(Records from a collection of figures)
****************
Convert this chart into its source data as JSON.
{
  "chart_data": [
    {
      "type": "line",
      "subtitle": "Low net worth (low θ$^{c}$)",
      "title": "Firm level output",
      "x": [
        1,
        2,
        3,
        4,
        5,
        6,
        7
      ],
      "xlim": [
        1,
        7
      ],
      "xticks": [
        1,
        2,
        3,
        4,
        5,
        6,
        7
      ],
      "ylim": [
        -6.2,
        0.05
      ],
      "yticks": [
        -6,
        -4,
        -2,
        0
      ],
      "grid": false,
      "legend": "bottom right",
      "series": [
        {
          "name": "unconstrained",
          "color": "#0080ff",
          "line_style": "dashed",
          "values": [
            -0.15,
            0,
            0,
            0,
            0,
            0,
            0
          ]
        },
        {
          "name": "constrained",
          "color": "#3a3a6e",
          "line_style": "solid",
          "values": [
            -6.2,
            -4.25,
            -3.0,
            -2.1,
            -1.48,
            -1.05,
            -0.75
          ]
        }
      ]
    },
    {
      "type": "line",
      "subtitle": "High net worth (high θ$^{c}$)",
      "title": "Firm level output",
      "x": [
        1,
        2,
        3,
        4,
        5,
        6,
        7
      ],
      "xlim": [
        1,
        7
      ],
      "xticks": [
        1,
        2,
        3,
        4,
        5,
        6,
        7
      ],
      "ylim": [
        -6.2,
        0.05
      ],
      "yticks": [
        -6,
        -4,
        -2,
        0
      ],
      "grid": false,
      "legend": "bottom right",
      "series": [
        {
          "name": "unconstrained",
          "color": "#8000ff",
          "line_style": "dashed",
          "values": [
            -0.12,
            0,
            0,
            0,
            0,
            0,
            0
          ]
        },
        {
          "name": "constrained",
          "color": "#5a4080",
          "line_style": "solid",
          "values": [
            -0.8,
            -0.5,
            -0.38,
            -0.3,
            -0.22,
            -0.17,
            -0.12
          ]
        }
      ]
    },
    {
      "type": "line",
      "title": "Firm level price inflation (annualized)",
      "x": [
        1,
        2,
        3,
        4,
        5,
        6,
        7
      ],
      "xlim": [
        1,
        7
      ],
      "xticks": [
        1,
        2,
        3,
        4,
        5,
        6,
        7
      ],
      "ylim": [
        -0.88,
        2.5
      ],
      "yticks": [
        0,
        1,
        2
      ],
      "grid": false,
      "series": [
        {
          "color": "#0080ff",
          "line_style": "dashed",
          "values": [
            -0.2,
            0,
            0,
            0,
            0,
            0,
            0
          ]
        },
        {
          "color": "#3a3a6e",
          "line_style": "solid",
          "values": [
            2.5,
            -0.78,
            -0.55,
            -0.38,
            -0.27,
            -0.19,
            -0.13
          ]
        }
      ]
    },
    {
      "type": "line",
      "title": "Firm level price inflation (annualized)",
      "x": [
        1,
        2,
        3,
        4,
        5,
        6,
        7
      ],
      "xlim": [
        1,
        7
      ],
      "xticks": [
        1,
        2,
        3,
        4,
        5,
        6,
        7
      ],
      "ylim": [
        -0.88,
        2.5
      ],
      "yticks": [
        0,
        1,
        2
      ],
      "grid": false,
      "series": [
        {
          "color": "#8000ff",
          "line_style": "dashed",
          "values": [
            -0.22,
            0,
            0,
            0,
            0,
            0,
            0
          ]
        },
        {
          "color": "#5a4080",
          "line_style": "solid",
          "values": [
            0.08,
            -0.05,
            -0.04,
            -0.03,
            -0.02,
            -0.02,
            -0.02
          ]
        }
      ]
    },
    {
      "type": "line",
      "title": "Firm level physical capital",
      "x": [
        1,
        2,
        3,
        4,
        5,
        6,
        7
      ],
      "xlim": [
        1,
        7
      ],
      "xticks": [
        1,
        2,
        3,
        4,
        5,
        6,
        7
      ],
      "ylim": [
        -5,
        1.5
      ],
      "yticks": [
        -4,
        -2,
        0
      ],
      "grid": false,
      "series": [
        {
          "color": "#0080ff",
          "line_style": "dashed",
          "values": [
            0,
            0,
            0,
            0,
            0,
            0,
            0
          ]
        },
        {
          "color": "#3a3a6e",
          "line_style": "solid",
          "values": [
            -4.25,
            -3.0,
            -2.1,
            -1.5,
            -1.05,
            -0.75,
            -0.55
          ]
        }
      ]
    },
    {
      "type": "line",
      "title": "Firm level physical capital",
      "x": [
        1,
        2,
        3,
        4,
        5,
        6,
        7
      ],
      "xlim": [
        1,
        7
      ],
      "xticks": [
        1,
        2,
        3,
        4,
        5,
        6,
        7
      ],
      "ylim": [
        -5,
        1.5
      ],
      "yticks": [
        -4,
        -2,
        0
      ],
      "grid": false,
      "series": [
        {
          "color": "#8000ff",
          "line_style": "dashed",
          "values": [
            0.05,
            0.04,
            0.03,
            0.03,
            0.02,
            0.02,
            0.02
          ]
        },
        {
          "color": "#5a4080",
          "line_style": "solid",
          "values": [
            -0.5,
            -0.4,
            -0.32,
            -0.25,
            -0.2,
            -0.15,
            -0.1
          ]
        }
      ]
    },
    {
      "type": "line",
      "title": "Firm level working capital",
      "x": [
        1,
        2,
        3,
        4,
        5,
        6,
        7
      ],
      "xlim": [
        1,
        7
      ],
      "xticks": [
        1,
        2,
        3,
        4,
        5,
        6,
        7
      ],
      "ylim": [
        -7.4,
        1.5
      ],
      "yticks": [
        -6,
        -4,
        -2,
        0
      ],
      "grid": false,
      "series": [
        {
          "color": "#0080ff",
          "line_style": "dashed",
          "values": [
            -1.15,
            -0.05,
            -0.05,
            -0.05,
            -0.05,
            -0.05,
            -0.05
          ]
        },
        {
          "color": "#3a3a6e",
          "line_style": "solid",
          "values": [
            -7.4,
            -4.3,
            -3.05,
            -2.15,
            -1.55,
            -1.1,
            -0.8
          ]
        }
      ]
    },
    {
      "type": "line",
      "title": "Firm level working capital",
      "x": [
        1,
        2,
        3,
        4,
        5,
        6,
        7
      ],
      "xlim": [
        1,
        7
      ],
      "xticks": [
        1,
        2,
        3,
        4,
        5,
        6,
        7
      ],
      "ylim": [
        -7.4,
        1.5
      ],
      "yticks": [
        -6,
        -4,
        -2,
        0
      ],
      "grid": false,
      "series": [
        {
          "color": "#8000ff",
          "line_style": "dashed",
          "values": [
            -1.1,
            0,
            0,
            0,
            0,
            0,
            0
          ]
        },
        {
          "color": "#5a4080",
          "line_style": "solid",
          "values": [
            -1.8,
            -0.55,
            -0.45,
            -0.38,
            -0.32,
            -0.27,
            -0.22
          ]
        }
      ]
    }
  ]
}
****************
# AIM
Your task is to retype all of the records exactly.

# EXERCISE OUTPUT
Convert this chart into its source data as JSON.
{
  "chart_data": [
    {
      "type": "line",
      "subtitle": "Low net worth (low θ$^{c}$)",
      "title": "Firm level output",
      "x": [
        1,
        2,
        3,
        4,
        5,
        6,
        7
      ],
      "xlim": [
        1,
        7
      ],
      "xticks": [
        1,
        2,
        3,
        4,
        5,
        6,
        7
      ],
      "ylim": [
        -6.2,
        0.05
      ],
      "yticks": [
        -6,
        -4,
        -2,
        0
      ],
      "grid": false,
      "legend": "bottom right",
      "series": [
        {
          "name": "unconstrained",
          "color": "#0080ff",
          "line_style": "dashed",
          "values": [
            -0.15,
            0,
            0,
            0,
            0,
            0,
            0
          ]
        },
        {
          "name": "constrained",
          "color": "#3a3a6e",
          "line_style": "solid",
          "values": [
            -6.2,
            -4.25,
            -3.0,
            -2.1,
            -1.48,
            -1.05,
            -0.75
          ]
        }
      ]
    },
    {
      "type": "line",
      "subtitle": "High net worth (high θ$^{c}$)",
      "title": "Firm level output",
      "x": [
        1,
        2,
        3,
        4,
        5,
        6,
        7
      ],
      "xlim": [
        1,
        7
      ],
      "xticks": [
        1,
        2,
        3,
        4,
        5,
        6,
        7
      ],
      "ylim": [
        -6.2,
        0.05
      ],
      "yticks": [
        -6,
        -4,
        -2,
        0
      ],
      "grid": false,
      "legend": "bottom right",
      "series": [
        {
          "name": "unconstrained",
          "color": "#8000ff",
          "line_style": "dashed",
          "values": [
            -0.12,
            0,
            0,
            0,
            0,
            0,
            0
          ]
        },
        {
          "name": "constrained",
          "color": "#5a4080",
          "line_style": "solid",
          "values": [
            -0.8,
            -0.5,
            -0.38,
            -0.3,
            -0.22,
            -0.17,
            -0.12
          ]
        }
      ]
    },
    {
      "type": "line",
      "title": "Firm level price inflation (annualized)",
      "x": [
        1,
        2,
        3,
        4,
        5,
        6,
        7
      ],
      "xlim": [
        1,
        7
      ],
      "xticks": [
        1,
        2,
        3,
        4,
        5,
        6,
        7
      ],
      "ylim": [
        -0.88,
        2.5
      ],
      "yticks": [
        0,
        1,
        2
      ],
      "grid": false,
      "series": [
        {
          "color": "#0080ff",
          "line_style": "dashed",
          "values": [
            -0.2,
            0,
            0,
            0,
            0,
            0,
            0
          ]
        },
        {
          "color": "#3a3a6e",
          "line_style": "solid",
          "values": [
            2.5,
            -0.78,
            -0.55,
            -0.38,
            -0.27,
            -0.19,
            -0.13
          ]
        }
      ]
    },
    {
      "type": "line",
      "title": "Firm level price inflation (annualized)",
      "x": [
        1,
        2,
        3,
        4,
        5,
        6,
        7
      ],
      "xlim": [
        1,
        7
      ],
      "xticks": [
        1,
        2,
        3,
        4,
        5,
        6,
        7
      ],
      "ylim": [
        -0.88,
        2.5
      ],
      "yticks": [
        0,
        1,
        2
      ],
      "grid": false,
      "series": [
        {
          "color": "#8000ff",
          "line_style": "dashed",
          "values": [
            -0.22,
            0,
            0,
            0,
            0,
            0,
            0
          ]
        },
        {
          "color": "#5a4080",
          "line_style": "solid",
          "values": [
            0.08,
            -0.05,
            -0.04,
            -0.03,
            -0.02,
            -0.02,
            -0.02
          ]
        }
      ]
    },
    {
      "type": "line",
      "title": "Firm level physical capital",
      "x": [
        1,
        2,
        3,
        4,
        5,
        6,
        7
      ],
      "xlim": [
        1,
        7
      ],
      "xticks": [
        1,
        2,
        3,
        4,
        5,
        6,
        7
      ],
      "ylim": [
        -5,
        1.5
      ],
      "yticks": [
        -4,
        -2,
        0
      ],
      "grid": false,
      "series": [
        {
          "color": "#0080ff",
          "line_style": "dashed",
          "values": [
            0,
            0,
            0,
            0,
            0,
            0,
            0
          ]
        },
        {
          "color": "#3a3a6e",
          "line_style": "solid",
          "values": [
            -4.25,
            -3.0,
            -2.1,
            -1.5,
            -1.05,
            -0.75,
            -0.55
          ]
        }
      ]
    },
    {
      "type": "line",
      "title": "Firm level physical capital",
      "x": [
        1,
        2,
        3,
        4,
        5,
        6,
        7
      ],
      "xlim": [
        1,
        7
      ],
      "xticks": [
        1,
        2,
        3,
        4,
        5,
        6,
        7
      ],
      "ylim": [
        -5,
        1.5
      ],
      "yticks": [
        -4,
        -2,
        0
      ],
      "grid": false,
      "series": [
        {
          "color": "#8000ff",
          "line_style": "dashed",
          "values": [
            0.05,
            0.04,
            0.03,
            0.03,
            0.02,
            0.02,
            0.02
          ]
        },
        {
          "color": "#5a4080",
          "line_style": "solid",
          "values": [
            -0.5,
            -0.4,
            -0.32,
            -0.25,
            -0.2,
            -0.15,
            -0.1
          ]
        }
      ]
    },
    {
      "type": "line",
      "title": "Firm level working capital",
      "x": [
        1,
        2,
        3,
        4,
        5,
        6,
        7
      ],
      "xlim": [
        1,
        7
      ],
      "xticks": [
        1,
        2,
        3,
        4,
        5,
        6,
        7
      ],
      "ylim": [
        -7.4,
        1.5
      ],
      "yticks": [
        -6,
        -4,
        -2,
        0
      ],
      "grid": false,
      "series": [
        {
          "color": "#0080ff",
          "line_style": "dashed",
          "values": [
            -1.15,
            -0.05,
            -0.05,
            -0.05,
            -0.05,
            -0.05,
            -0.05
          ]
        },
        {
          "color": "#3a3a6e",
          "line_style": "solid",
          "values": [
            -7.4,
            -4.3,
            -3.05,
            -2.15,
            -1.55,
            -1.1,
            -0.8
          ]
        }
      ]
    },
    {
      "type": "line",
      "title": "Firm level working capital",
      "x": [
        1,
        2,
        3,
        4,
        5,
        6,
        7
      ],
      "xlim": [
        1,
        7
      ],
      "xticks": [
        1,
        2,
        3,
        4,
        5,
        6,
        7
      ],
      "ylim": [
        -7.4,
        1.5
      ],
      "yticks": [
        -6,
        -4,
        -2,
        0
      ],
      "grid": false,
      "series": [
        {
          "color": "#8000ff",
          "line_style": "dashed",
          "values": [
            -1.1,
            0,
            0,
            0,
            0,
            0,
            0
          ]
        },
        {
          "color": "#5a4080",
          "line_style": "solid",
          "values": [
            -1.8,
            -0.55,
            -0.45,
            -0.38,
            -0.32,
            -0.27,
            -0.22
          ]
        }
      ]
    }
  ]
}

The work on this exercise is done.